— start of DATASET RECORDS —

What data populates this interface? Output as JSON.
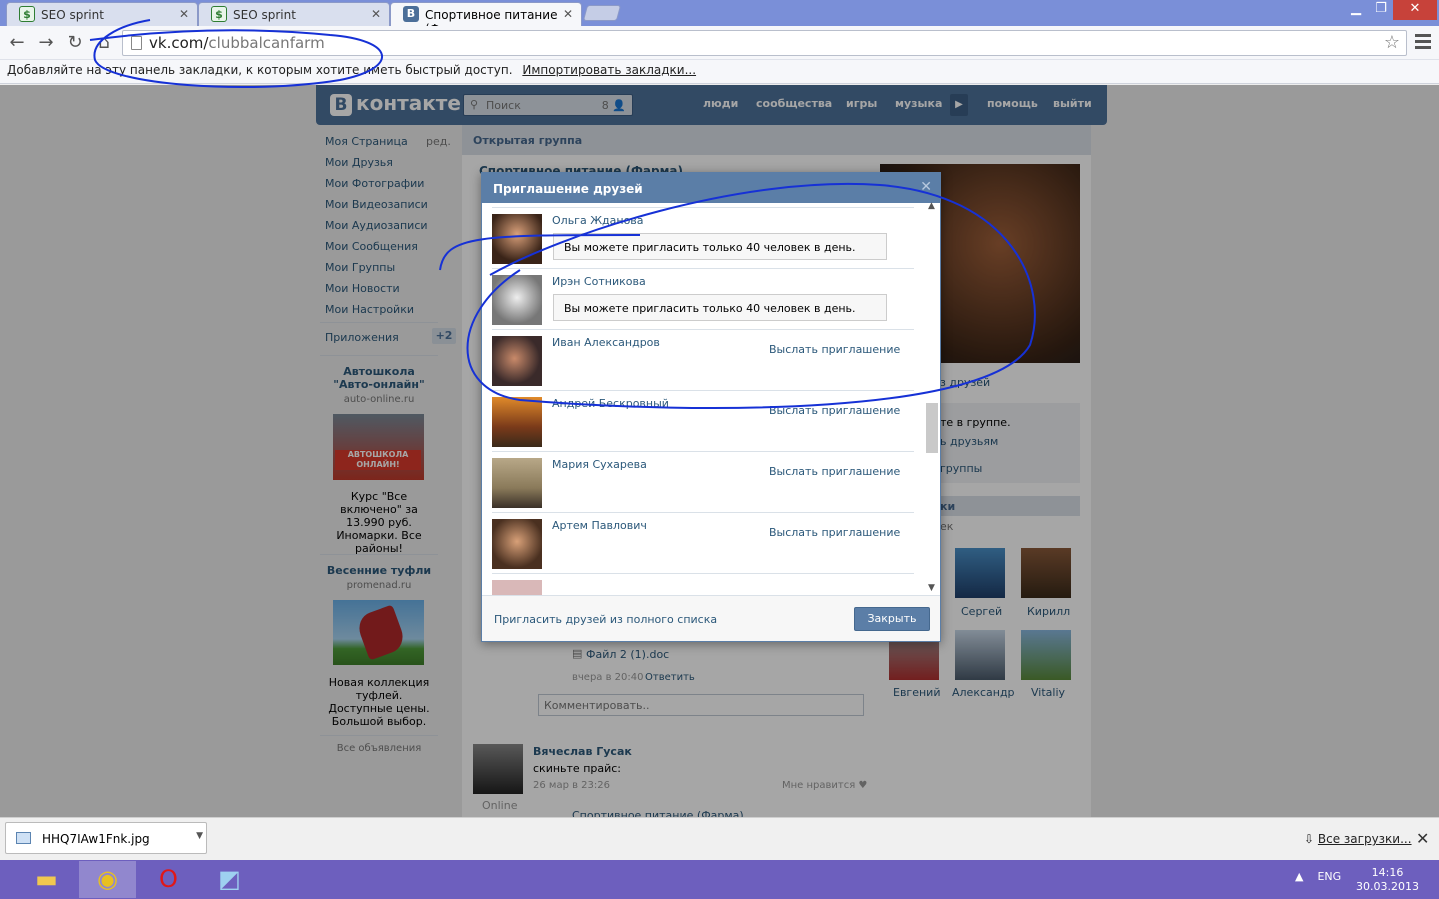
{
  "browser": {
    "tabs": [
      {
        "title": "SEO sprint",
        "favicon": "seosprint-icon"
      },
      {
        "title": "SEO sprint",
        "favicon": "seosprint-icon"
      },
      {
        "title": "Спортивное питание (Фа",
        "favicon": "vk-icon"
      }
    ],
    "url_host": "vk.com/",
    "url_path": "clubbalcanfarm",
    "bookmarks_hint": "Добавляйте на эту панель закладки, к которым хотите иметь быстрый доступ.",
    "import_link": "Импортировать закладки..."
  },
  "vk": {
    "logo": "контакте",
    "logo_letter": "В",
    "search_placeholder": "Поиск",
    "search_count": "8",
    "nav": [
      "люди",
      "сообщества",
      "игры",
      "музыка",
      "помощь",
      "выйти"
    ],
    "menu": [
      "Моя Страница",
      "Мои Друзья",
      "Мои Фотографии",
      "Мои Видеозаписи",
      "Мои Аудиозаписи",
      "Мои Сообщения",
      "Мои Группы",
      "Мои Новости",
      "Мои Настройки"
    ],
    "menu_edit": "ред.",
    "apps_label": "Приложения",
    "apps_badge": "+2",
    "ads": [
      {
        "title": "Автошкола \"Авто-онлайн\"",
        "site": "auto-online.ru",
        "text": "Курс \"Все включено\" за 13.990 руб. Иномарки. Все районы!",
        "banner": "АВТОШКОЛА ОНЛАЙН!"
      },
      {
        "title": "Весенние туфли",
        "site": "promenad.ru",
        "text": "Новая коллекция туфлей. Доступные цены. Большой выбор."
      }
    ],
    "all_ads": "Все объявления",
    "group_header": "Открытая группа",
    "group_name": "Спортивное питание (Фарма)",
    "side_friends_label": "з друзей",
    "side_info": [
      "те в группе.",
      "ь друзьям",
      "группы"
    ],
    "side_section": "ки",
    "side_section2": "ек",
    "friends_grid": [
      {
        "name": "Сергей"
      },
      {
        "name": "Кирилл"
      },
      {
        "name": "Евгений"
      },
      {
        "name": "Александр"
      },
      {
        "name": "Vitaliy"
      }
    ],
    "post_file": "Файл 2 (1).doc",
    "post_time": "вчера в 20:40",
    "post_reply": "Ответить",
    "comment_placeholder": "Комментировать..",
    "post2_author": "Вячеслав Гусак",
    "post2_text": "скиньте прайс:",
    "post2_time": "26 мар в 23:26",
    "post2_like": "Мне нравится",
    "post2_status": "Online",
    "post3_title": "Спортивное питание (Фарма)"
  },
  "dialog": {
    "title": "Приглашение друзей",
    "rows": [
      {
        "name": "Ольга Жданова",
        "status": "Вы можете пригласить только 40 человек в день.",
        "action": ""
      },
      {
        "name": "Ирэн Сотникова",
        "status": "Вы можете пригласить только 40 человек в день.",
        "action": ""
      },
      {
        "name": "Иван Александров",
        "status": "",
        "action": "Выслать приглашение"
      },
      {
        "name": "Андрей Бескровный",
        "status": "",
        "action": "Выслать приглашение"
      },
      {
        "name": "Мария Сухарева",
        "status": "",
        "action": "Выслать приглашение"
      },
      {
        "name": "Артем Павлович",
        "status": "",
        "action": "Выслать приглашение"
      }
    ],
    "full_list_link": "Пригласить друзей из полного списка",
    "close_button": "Закрыть"
  },
  "downloads": {
    "file": "HHQ7IAw1Fnk.jpg",
    "all": "Все загрузки..."
  },
  "taskbar": {
    "lang": "ENG",
    "time": "14:16",
    "date": "30.03.2013"
  }
}
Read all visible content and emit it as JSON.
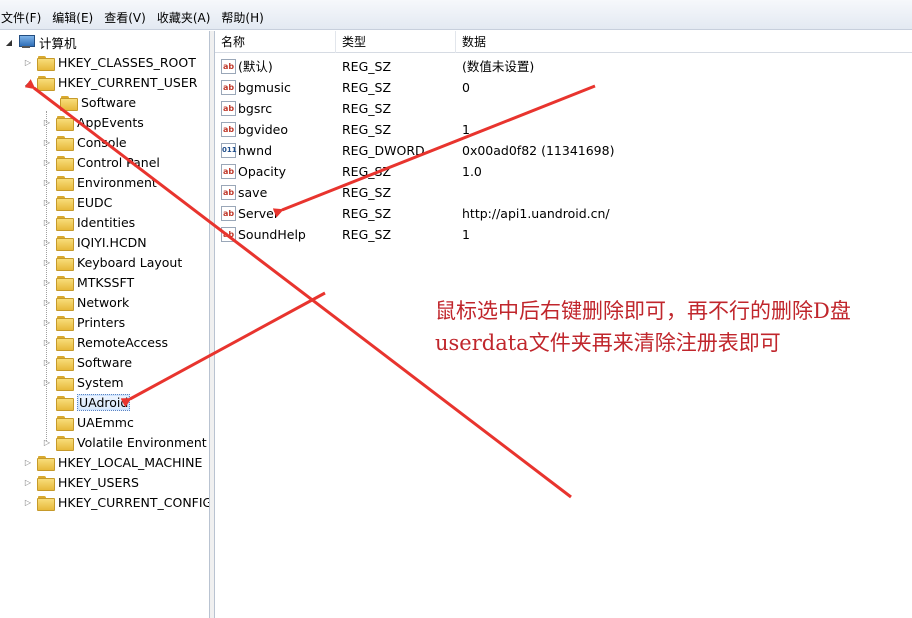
{
  "menu": [
    "文件(F)",
    "编辑(E)",
    "查看(V)",
    "收藏夹(A)",
    "帮助(H)"
  ],
  "tree": {
    "root": "计算机",
    "hives_top": [
      "HKEY_CLASSES_ROOT",
      "HKEY_CURRENT_USER"
    ],
    "current_user_children": [
      "Software",
      "AppEvents",
      "Console",
      "Control Panel",
      "Environment",
      "EUDC",
      "Identities",
      "IQIYI.HCDN",
      "Keyboard Layout",
      "MTKSSFT",
      "Network",
      "Printers",
      "RemoteAccess",
      "Software",
      "System",
      "UAdroid",
      "UAEmmc",
      "Volatile Environment"
    ],
    "selected": "UAdroid",
    "hives_bottom": [
      "HKEY_LOCAL_MACHINE",
      "HKEY_USERS",
      "HKEY_CURRENT_CONFIG"
    ]
  },
  "list": {
    "columns": [
      "名称",
      "类型",
      "数据"
    ],
    "rows": [
      {
        "icon": "ab",
        "name": "(默认)",
        "type": "REG_SZ",
        "data": "(数值未设置)"
      },
      {
        "icon": "ab",
        "name": "bgmusic",
        "type": "REG_SZ",
        "data": "0"
      },
      {
        "icon": "ab",
        "name": "bgsrc",
        "type": "REG_SZ",
        "data": ""
      },
      {
        "icon": "ab",
        "name": "bgvideo",
        "type": "REG_SZ",
        "data": "1"
      },
      {
        "icon": "011",
        "name": "hwnd",
        "type": "REG_DWORD",
        "data": "0x00ad0f82 (11341698)"
      },
      {
        "icon": "ab",
        "name": "Opacity",
        "type": "REG_SZ",
        "data": "1.0"
      },
      {
        "icon": "ab",
        "name": "save",
        "type": "REG_SZ",
        "data": ""
      },
      {
        "icon": "ab",
        "name": "Server",
        "type": "REG_SZ",
        "data": "http://api1.uandroid.cn/"
      },
      {
        "icon": "ab",
        "name": "SoundHelp",
        "type": "REG_SZ",
        "data": "1"
      }
    ]
  },
  "annotation": {
    "line1": "鼠标选中后右键删除即可，再不行的删除D盘",
    "line2": "userdata文件夹再来清除注册表即可",
    "color": "#c0262c"
  }
}
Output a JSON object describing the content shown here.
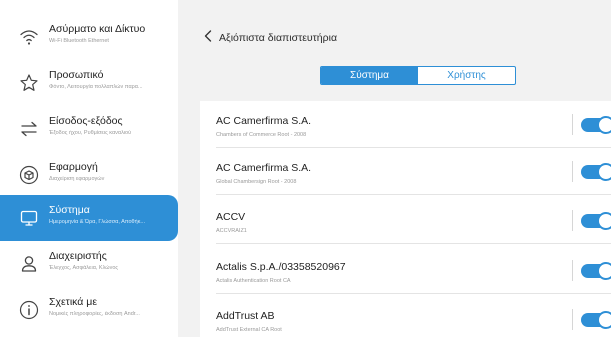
{
  "sidebar": {
    "items": [
      {
        "title": "Ασύρματο και Δίκτυο",
        "subtitle": "Wi-Fi Bluetooth Ethernet",
        "icon": "wifi-icon"
      },
      {
        "title": "Προσωπικό",
        "subtitle": "Φόντο, Λειτουργία πολλαπλών παρα...",
        "icon": "star-icon"
      },
      {
        "title": "Είσοδος-εξόδος",
        "subtitle": "Έξοδος ήχου, Ρυθμίσεις καναλιού",
        "icon": "input-output-icon"
      },
      {
        "title": "Εφαρμογή",
        "subtitle": "Διαχείριση εφαρμογών",
        "icon": "app-cube-icon"
      },
      {
        "title": "Σύστημα",
        "subtitle": "Ημερομηνία & Ώρα, Γλώσσα, Αποθήκ...",
        "icon": "monitor-icon",
        "active": true
      },
      {
        "title": "Διαχειριστής",
        "subtitle": "Έλεγχος, Ασφάλεια, Κλώνος",
        "icon": "user-icon"
      },
      {
        "title": "Σχετικά με",
        "subtitle": "Νομικές πληροφορίες, έκδοση Andr...",
        "icon": "info-icon"
      }
    ]
  },
  "header": {
    "title": "Αξιόπιστα διαπιστευτήρια",
    "back_icon": "chevron-left-icon"
  },
  "segments": {
    "system_label": "Σύστημα",
    "user_label": "Χρήστης",
    "selected": "system"
  },
  "certificates": [
    {
      "title": "AC Camerfirma S.A.",
      "subtitle": "Chambers of Commerce Root - 2008",
      "enabled": true
    },
    {
      "title": "AC Camerfirma S.A.",
      "subtitle": "Global Chambersign Root - 2008",
      "enabled": true
    },
    {
      "title": "ACCV",
      "subtitle": "ACCVRAIZ1",
      "enabled": true
    },
    {
      "title": "Actalis S.p.A./03358520967",
      "subtitle": "Actalis Authentication Root CA",
      "enabled": true
    },
    {
      "title": "AddTrust AB",
      "subtitle": "AddTrust External CA Root",
      "enabled": true
    }
  ],
  "colors": {
    "accent": "#2e8fd6",
    "sidebar_bg": "#ffffff",
    "main_bg": "#f2f2f2"
  }
}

— end of DATASET RECORDS —

» **TASK OBJECTIVE**:
Find the lines that include the string "Σύστημα", then copy each of them.

» **OUTPUT BELOW**:
        "title": "Σύστημα",
    "system_label": "Σύστημα",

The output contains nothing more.